▶ [What you need to do] Copy all lines below exactly as written. Leave pictures out.

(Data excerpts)
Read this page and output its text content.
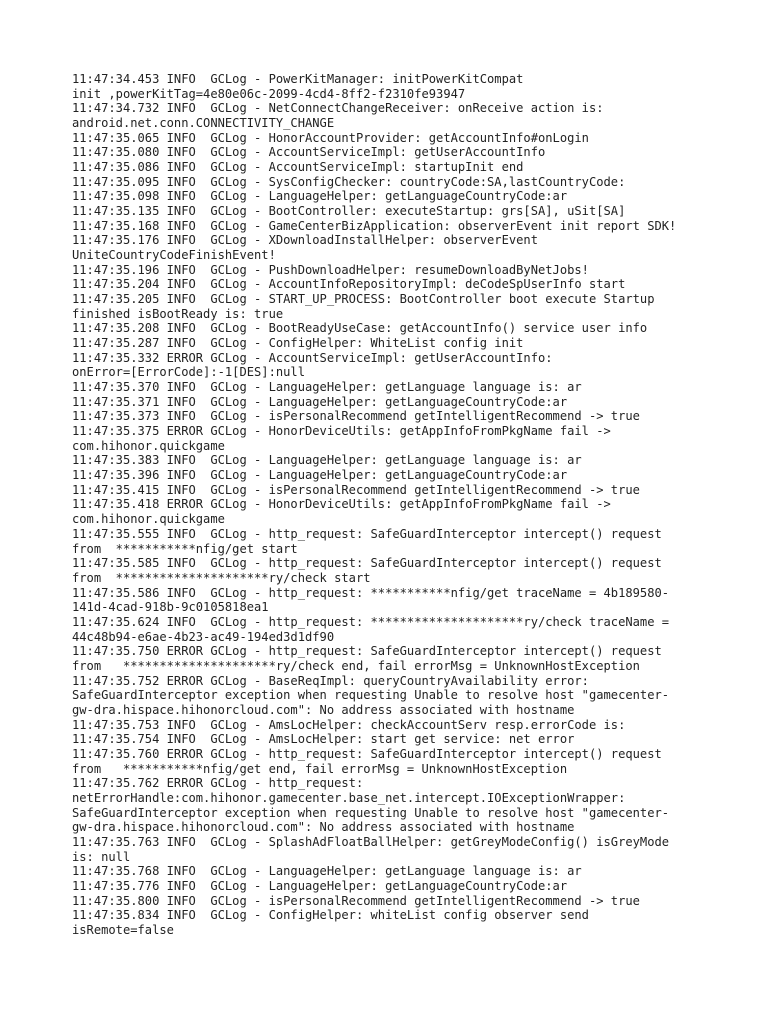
11:47:34.453 INFO  GCLog - PowerKitManager: initPowerKitCompat
init ,powerKitTag=4e80e06c-2099-4cd4-8ff2-f2310fe93947
11:47:34.732 INFO  GCLog - NetConnectChangeReceiver: onReceive action is:
android.net.conn.CONNECTIVITY_CHANGE
11:47:35.065 INFO  GCLog - HonorAccountProvider: getAccountInfo#onLogin
11:47:35.080 INFO  GCLog - AccountServiceImpl: getUserAccountInfo
11:47:35.086 INFO  GCLog - AccountServiceImpl: startupInit end
11:47:35.095 INFO  GCLog - SysConfigChecker: countryCode:SA,lastCountryCode:
11:47:35.098 INFO  GCLog - LanguageHelper: getLanguageCountryCode:ar
11:47:35.135 INFO  GCLog - BootController: executeStartup: grs[SA], uSit[SA]
11:47:35.168 INFO  GCLog - GameCenterBizApplication: observerEvent init report SDK!
11:47:35.176 INFO  GCLog - XDownloadInstallHelper: observerEvent
UniteCountryCodeFinishEvent!
11:47:35.196 INFO  GCLog - PushDownloadHelper: resumeDownloadByNetJobs!
11:47:35.204 INFO  GCLog - AccountInfoRepositoryImpl: deCodeSpUserInfo start
11:47:35.205 INFO  GCLog - START_UP_PROCESS: BootController boot execute Startup
finished isBootReady is: true
11:47:35.208 INFO  GCLog - BootReadyUseCase: getAccountInfo() service user info
11:47:35.287 INFO  GCLog - ConfigHelper: WhiteList config init
11:47:35.332 ERROR GCLog - AccountServiceImpl: getUserAccountInfo:
onError=[ErrorCode]:-1[DES]:null
11:47:35.370 INFO  GCLog - LanguageHelper: getLanguage language is: ar
11:47:35.371 INFO  GCLog - LanguageHelper: getLanguageCountryCode:ar
11:47:35.373 INFO  GCLog - isPersonalRecommend getIntelligentRecommend -> true
11:47:35.375 ERROR GCLog - HonorDeviceUtils: getAppInfoFromPkgName fail ->
com.hihonor.quickgame
11:47:35.383 INFO  GCLog - LanguageHelper: getLanguage language is: ar
11:47:35.396 INFO  GCLog - LanguageHelper: getLanguageCountryCode:ar
11:47:35.415 INFO  GCLog - isPersonalRecommend getIntelligentRecommend -> true
11:47:35.418 ERROR GCLog - HonorDeviceUtils: getAppInfoFromPkgName fail ->
com.hihonor.quickgame
11:47:35.555 INFO  GCLog - http_request: SafeGuardInterceptor intercept() request
from  ***********nfig/get start
11:47:35.585 INFO  GCLog - http_request: SafeGuardInterceptor intercept() request
from  *********************ry/check start
11:47:35.586 INFO  GCLog - http_request: ***********nfig/get traceName = 4b189580-
141d-4cad-918b-9c0105818ea1
11:47:35.624 INFO  GCLog - http_request: *********************ry/check traceName =
44c48b94-e6ae-4b23-ac49-194ed3d1df90
11:47:35.750 ERROR GCLog - http_request: SafeGuardInterceptor intercept() request
from   *********************ry/check end, fail errorMsg = UnknownHostException
11:47:35.752 ERROR GCLog - BaseReqImpl: queryCountryAvailability error:
SafeGuardInterceptor exception when requesting Unable to resolve host "gamecenter-
gw-dra.hispace.hihonorcloud.com": No address associated with hostname
11:47:35.753 INFO  GCLog - AmsLocHelper: checkAccountServ resp.errorCode is:
11:47:35.754 INFO  GCLog - AmsLocHelper: start get service: net error
11:47:35.760 ERROR GCLog - http_request: SafeGuardInterceptor intercept() request
from   ***********nfig/get end, fail errorMsg = UnknownHostException
11:47:35.762 ERROR GCLog - http_request:
netErrorHandle:com.hihonor.gamecenter.base_net.intercept.IOExceptionWrapper:
SafeGuardInterceptor exception when requesting Unable to resolve host "gamecenter-
gw-dra.hispace.hihonorcloud.com": No address associated with hostname
11:47:35.763 INFO  GCLog - SplashAdFloatBallHelper: getGreyModeConfig() isGreyMode
is: null
11:47:35.768 INFO  GCLog - LanguageHelper: getLanguage language is: ar
11:47:35.776 INFO  GCLog - LanguageHelper: getLanguageCountryCode:ar
11:47:35.800 INFO  GCLog - isPersonalRecommend getIntelligentRecommend -> true
11:47:35.834 INFO  GCLog - ConfigHelper: whiteList config observer send
isRemote=false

▶ [Written answer]
Read this page and output its text content.
11:47:34.453 INFO  GCLog - PowerKitManager: initPowerKitCompat
init ,powerKitTag=4e80e06c-2099-4cd4-8ff2-f2310fe93947
11:47:34.732 INFO  GCLog - NetConnectChangeReceiver: onReceive action is:
android.net.conn.CONNECTIVITY_CHANGE
11:47:35.065 INFO  GCLog - HonorAccountProvider: getAccountInfo#onLogin
11:47:35.080 INFO  GCLog - AccountServiceImpl: getUserAccountInfo
11:47:35.086 INFO  GCLog - AccountServiceImpl: startupInit end
11:47:35.095 INFO  GCLog - SysConfigChecker: countryCode:SA,lastCountryCode:
11:47:35.098 INFO  GCLog - LanguageHelper: getLanguageCountryCode:ar
11:47:35.135 INFO  GCLog - BootController: executeStartup: grs[SA], uSit[SA]
11:47:35.168 INFO  GCLog - GameCenterBizApplication: observerEvent init report SDK!
11:47:35.176 INFO  GCLog - XDownloadInstallHelper: observerEvent
UniteCountryCodeFinishEvent!
11:47:35.196 INFO  GCLog - PushDownloadHelper: resumeDownloadByNetJobs!
11:47:35.204 INFO  GCLog - AccountInfoRepositoryImpl: deCodeSpUserInfo start
11:47:35.205 INFO  GCLog - START_UP_PROCESS: BootController boot execute Startup
finished isBootReady is: true
11:47:35.208 INFO  GCLog - BootReadyUseCase: getAccountInfo() service user info
11:47:35.287 INFO  GCLog - ConfigHelper: WhiteList config init
11:47:35.332 ERROR GCLog - AccountServiceImpl: getUserAccountInfo:
onError=[ErrorCode]:-1[DES]:null
11:47:35.370 INFO  GCLog - LanguageHelper: getLanguage language is: ar
11:47:35.371 INFO  GCLog - LanguageHelper: getLanguageCountryCode:ar
11:47:35.373 INFO  GCLog - isPersonalRecommend getIntelligentRecommend -> true
11:47:35.375 ERROR GCLog - HonorDeviceUtils: getAppInfoFromPkgName fail ->
com.hihonor.quickgame
11:47:35.383 INFO  GCLog - LanguageHelper: getLanguage language is: ar
11:47:35.396 INFO  GCLog - LanguageHelper: getLanguageCountryCode:ar
11:47:35.415 INFO  GCLog - isPersonalRecommend getIntelligentRecommend -> true
11:47:35.418 ERROR GCLog - HonorDeviceUtils: getAppInfoFromPkgName fail ->
com.hihonor.quickgame
11:47:35.555 INFO  GCLog - http_request: SafeGuardInterceptor intercept() request
from  ***********nfig/get start
11:47:35.585 INFO  GCLog - http_request: SafeGuardInterceptor intercept() request
from  *********************ry/check start
11:47:35.586 INFO  GCLog - http_request: ***********nfig/get traceName = 4b189580-
141d-4cad-918b-9c0105818ea1
11:47:35.624 INFO  GCLog - http_request: *********************ry/check traceName =
44c48b94-e6ae-4b23-ac49-194ed3d1df90
11:47:35.750 ERROR GCLog - http_request: SafeGuardInterceptor intercept() request
from   *********************ry/check end, fail errorMsg = UnknownHostException
11:47:35.752 ERROR GCLog - BaseReqImpl: queryCountryAvailability error:
SafeGuardInterceptor exception when requesting Unable to resolve host "gamecenter-
gw-dra.hispace.hihonorcloud.com": No address associated with hostname
11:47:35.753 INFO  GCLog - AmsLocHelper: checkAccountServ resp.errorCode is:
11:47:35.754 INFO  GCLog - AmsLocHelper: start get service: net error
11:47:35.760 ERROR GCLog - http_request: SafeGuardInterceptor intercept() request
from   ***********nfig/get end, fail errorMsg = UnknownHostException
11:47:35.762 ERROR GCLog - http_request:
netErrorHandle:com.hihonor.gamecenter.base_net.intercept.IOExceptionWrapper:
SafeGuardInterceptor exception when requesting Unable to resolve host "gamecenter-
gw-dra.hispace.hihonorcloud.com": No address associated with hostname
11:47:35.763 INFO  GCLog - SplashAdFloatBallHelper: getGreyModeConfig() isGreyMode
is: null
11:47:35.768 INFO  GCLog - LanguageHelper: getLanguage language is: ar
11:47:35.776 INFO  GCLog - LanguageHelper: getLanguageCountryCode:ar
11:47:35.800 INFO  GCLog - isPersonalRecommend getIntelligentRecommend -> true
11:47:35.834 INFO  GCLog - ConfigHelper: whiteList config observer send
isRemote=false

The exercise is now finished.